─── Dataset rows

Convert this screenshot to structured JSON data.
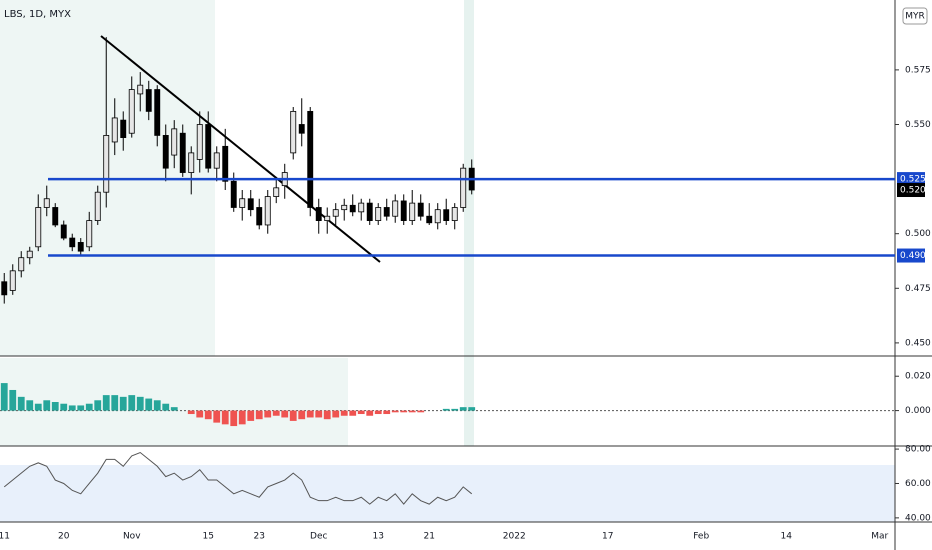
{
  "chart_data": [
    {
      "type": "candlestick",
      "title": "LBS, 1D, MYX",
      "unit": "MYR",
      "open": [
        0.478,
        0.474,
        0.483,
        0.489,
        0.494,
        0.512,
        0.512,
        0.504,
        0.498,
        0.496,
        0.494,
        0.506,
        0.519,
        0.542,
        0.552,
        0.546,
        0.564,
        0.566,
        0.566,
        0.545,
        0.536,
        0.546,
        0.528,
        0.534,
        0.55,
        0.53,
        0.54,
        0.524,
        0.512,
        0.516,
        0.512,
        0.504,
        0.517,
        0.522,
        0.537,
        0.55,
        0.556,
        0.512,
        0.506,
        0.508,
        0.511,
        0.513,
        0.51,
        0.514,
        0.506,
        0.512,
        0.508,
        0.515,
        0.506,
        0.514,
        0.508,
        0.505,
        0.511,
        0.506,
        0.512,
        0.53
      ],
      "high": [
        0.482,
        0.486,
        0.492,
        0.494,
        0.518,
        0.522,
        0.514,
        0.506,
        0.5,
        0.498,
        0.51,
        0.522,
        0.59,
        0.562,
        0.556,
        0.572,
        0.574,
        0.57,
        0.568,
        0.55,
        0.552,
        0.55,
        0.54,
        0.556,
        0.556,
        0.54,
        0.548,
        0.528,
        0.52,
        0.52,
        0.516,
        0.52,
        0.526,
        0.532,
        0.558,
        0.562,
        0.558,
        0.516,
        0.512,
        0.514,
        0.516,
        0.518,
        0.516,
        0.516,
        0.514,
        0.516,
        0.518,
        0.518,
        0.52,
        0.518,
        0.514,
        0.514,
        0.516,
        0.514,
        0.532,
        0.534
      ],
      "low": [
        0.468,
        0.472,
        0.48,
        0.486,
        0.492,
        0.508,
        0.503,
        0.497,
        0.492,
        0.49,
        0.492,
        0.504,
        0.512,
        0.536,
        0.538,
        0.544,
        0.556,
        0.552,
        0.54,
        0.524,
        0.53,
        0.526,
        0.518,
        0.528,
        0.528,
        0.524,
        0.52,
        0.51,
        0.506,
        0.508,
        0.502,
        0.5,
        0.514,
        0.516,
        0.534,
        0.54,
        0.508,
        0.5,
        0.5,
        0.504,
        0.506,
        0.508,
        0.506,
        0.504,
        0.504,
        0.506,
        0.505,
        0.504,
        0.504,
        0.506,
        0.504,
        0.502,
        0.504,
        0.502,
        0.51,
        0.518
      ],
      "close": [
        0.472,
        0.483,
        0.489,
        0.492,
        0.512,
        0.516,
        0.504,
        0.498,
        0.494,
        0.492,
        0.506,
        0.519,
        0.545,
        0.553,
        0.544,
        0.566,
        0.568,
        0.556,
        0.545,
        0.53,
        0.548,
        0.528,
        0.537,
        0.55,
        0.53,
        0.537,
        0.524,
        0.512,
        0.516,
        0.511,
        0.504,
        0.517,
        0.521,
        0.528,
        0.556,
        0.546,
        0.512,
        0.506,
        0.508,
        0.511,
        0.513,
        0.51,
        0.514,
        0.506,
        0.512,
        0.508,
        0.515,
        0.506,
        0.514,
        0.508,
        0.505,
        0.511,
        0.506,
        0.512,
        0.53,
        0.52
      ],
      "up_color": "#e6e6e6",
      "down_color": "#000000",
      "ylim": [
        0.444,
        0.607
      ],
      "yticks": [
        0.575,
        {
          "value": 0.55,
          "label": "0.550"
        },
        {
          "value": 0.5,
          "label": "0.500"
        },
        0.475,
        {
          "value": 0.45,
          "label": "0.450"
        }
      ],
      "hlines": [
        {
          "value": 0.525,
          "label": "0.525"
        },
        {
          "value": 0.49,
          "label": "0.490"
        }
      ],
      "hline_color": "#1848cc",
      "last_price": {
        "value": 0.52,
        "label": "0.520"
      }
    },
    {
      "type": "histogram",
      "values": [
        0.016,
        0.012,
        0.008,
        0.006,
        0.004,
        0.006,
        0.005,
        0.004,
        0.003,
        0.003,
        0.004,
        0.006,
        0.009,
        0.009,
        0.008,
        0.009,
        0.008,
        0.007,
        0.006,
        0.004,
        0.002,
        0,
        -0.002,
        -0.004,
        -0.005,
        -0.007,
        -0.008,
        -0.009,
        -0.008,
        -0.006,
        -0.005,
        -0.004,
        -0.003,
        -0.004,
        -0.006,
        -0.005,
        -0.004,
        -0.004,
        -0.005,
        -0.004,
        -0.003,
        -0.003,
        -0.002,
        -0.003,
        -0.002,
        -0.002,
        -0.001,
        -0.001,
        -0.001,
        -0.001,
        0,
        0,
        0.001,
        0.001,
        0.002,
        0.002
      ],
      "pos_color": "#26a69a",
      "neg_color": "#ef5350",
      "ylim": [
        -0.0206,
        0.0306
      ],
      "yticks": [
        {
          "value": 0.02,
          "label": "0.020"
        },
        {
          "value": 0,
          "label": "0.000"
        }
      ]
    },
    {
      "type": "line",
      "values": [
        58,
        62,
        66,
        70,
        72,
        70,
        62,
        60,
        56,
        54,
        60,
        66,
        74,
        74,
        70,
        76,
        78,
        74,
        70,
        64,
        66,
        62,
        64,
        68,
        62,
        62,
        58,
        54,
        56,
        54,
        52,
        58,
        60,
        62,
        66,
        62,
        52,
        50,
        50,
        52,
        50,
        50,
        52,
        48,
        52,
        50,
        54,
        48,
        54,
        50,
        48,
        52,
        50,
        52,
        58,
        54
      ],
      "color": "#555555",
      "ylim": [
        37.6,
        81.8
      ],
      "yticks": [
        {
          "value": 80,
          "label": "80.00"
        },
        {
          "value": 60,
          "label": "60.00"
        },
        {
          "value": 40,
          "label": "40.00"
        }
      ],
      "xlim": [
        -0.5,
        104.8
      ],
      "xticks": [
        {
          "value": 0,
          "label": "11"
        },
        {
          "value": 7,
          "label": "20"
        },
        {
          "value": 15,
          "label": "Nov"
        },
        {
          "value": 24,
          "label": "15"
        },
        {
          "value": 30,
          "label": "23"
        },
        {
          "value": 37,
          "label": "Dec"
        },
        {
          "value": 44,
          "label": "13"
        },
        {
          "value": 50,
          "label": "21"
        },
        {
          "value": 60,
          "label": "2022"
        },
        {
          "value": 71,
          "label": "17"
        },
        {
          "value": 82,
          "label": "Feb"
        },
        {
          "value": 92,
          "label": "14"
        },
        {
          "value": 103,
          "label": "Mar"
        }
      ]
    }
  ]
}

──────

**Your instructions**
Go through the records above, find every line with the word "type", and list those lines.

**Reply**
      "type": "candlestick",
      "type": "histogram",
      "type": "line",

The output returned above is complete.